▶ What you need to do
Within the records below, find each line that holds the string "ДСТУ", then copy it.

Records from a dataset

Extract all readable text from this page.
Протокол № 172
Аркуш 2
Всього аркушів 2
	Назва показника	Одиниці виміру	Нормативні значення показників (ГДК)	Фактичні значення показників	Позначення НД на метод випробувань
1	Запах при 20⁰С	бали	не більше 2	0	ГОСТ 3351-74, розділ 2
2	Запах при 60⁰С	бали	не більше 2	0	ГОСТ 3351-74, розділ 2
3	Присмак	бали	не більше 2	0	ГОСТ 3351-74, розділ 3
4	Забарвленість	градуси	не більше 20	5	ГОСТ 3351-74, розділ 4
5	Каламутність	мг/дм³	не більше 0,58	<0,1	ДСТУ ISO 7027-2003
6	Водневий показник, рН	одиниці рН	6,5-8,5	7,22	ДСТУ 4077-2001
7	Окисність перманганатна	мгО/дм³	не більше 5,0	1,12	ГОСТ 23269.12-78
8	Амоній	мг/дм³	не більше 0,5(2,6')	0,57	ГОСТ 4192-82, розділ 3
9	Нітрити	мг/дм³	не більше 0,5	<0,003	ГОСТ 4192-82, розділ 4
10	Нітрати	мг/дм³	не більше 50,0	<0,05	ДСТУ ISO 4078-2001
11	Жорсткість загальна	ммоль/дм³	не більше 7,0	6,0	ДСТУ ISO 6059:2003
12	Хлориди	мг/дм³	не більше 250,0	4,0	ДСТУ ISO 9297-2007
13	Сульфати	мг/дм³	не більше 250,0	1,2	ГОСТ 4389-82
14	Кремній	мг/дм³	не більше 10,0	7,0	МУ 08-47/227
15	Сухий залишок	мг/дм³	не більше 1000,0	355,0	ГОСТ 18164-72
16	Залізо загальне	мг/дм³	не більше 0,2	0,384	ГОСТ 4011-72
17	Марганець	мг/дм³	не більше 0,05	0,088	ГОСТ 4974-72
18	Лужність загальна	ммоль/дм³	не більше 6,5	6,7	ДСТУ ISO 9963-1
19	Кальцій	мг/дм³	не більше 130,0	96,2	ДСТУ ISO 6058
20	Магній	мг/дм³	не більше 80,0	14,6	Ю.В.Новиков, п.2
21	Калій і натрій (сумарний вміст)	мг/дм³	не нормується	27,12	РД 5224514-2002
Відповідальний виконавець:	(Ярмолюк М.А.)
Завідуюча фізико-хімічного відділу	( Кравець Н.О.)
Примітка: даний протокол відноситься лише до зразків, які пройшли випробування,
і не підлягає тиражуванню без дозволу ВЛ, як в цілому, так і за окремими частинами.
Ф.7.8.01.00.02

▶ Final answer
5	Каламутність	мг/дм³	не більше 0,58	<0,1	ДСТУ ISO 7027-2003
6	Водневий показник, рН	одиниці рН	6,5-8,5	7,22	ДСТУ 4077-2001
10	Нітрати	мг/дм³	не більше 50,0	<0,05	ДСТУ ISO 4078-2001
11	Жорсткість загальна	ммоль/дм³	не більше 7,0	6,0	ДСТУ ISO 6059:2003
12	Хлориди	мг/дм³	не більше 250,0	4,0	ДСТУ ISO 9297-2007
18	Лужність загальна	ммоль/дм³	не більше 6,5	6,7	ДСТУ ISO 9963-1
19	Кальцій	мг/дм³	не більше 130,0	96,2	ДСТУ ISO 6058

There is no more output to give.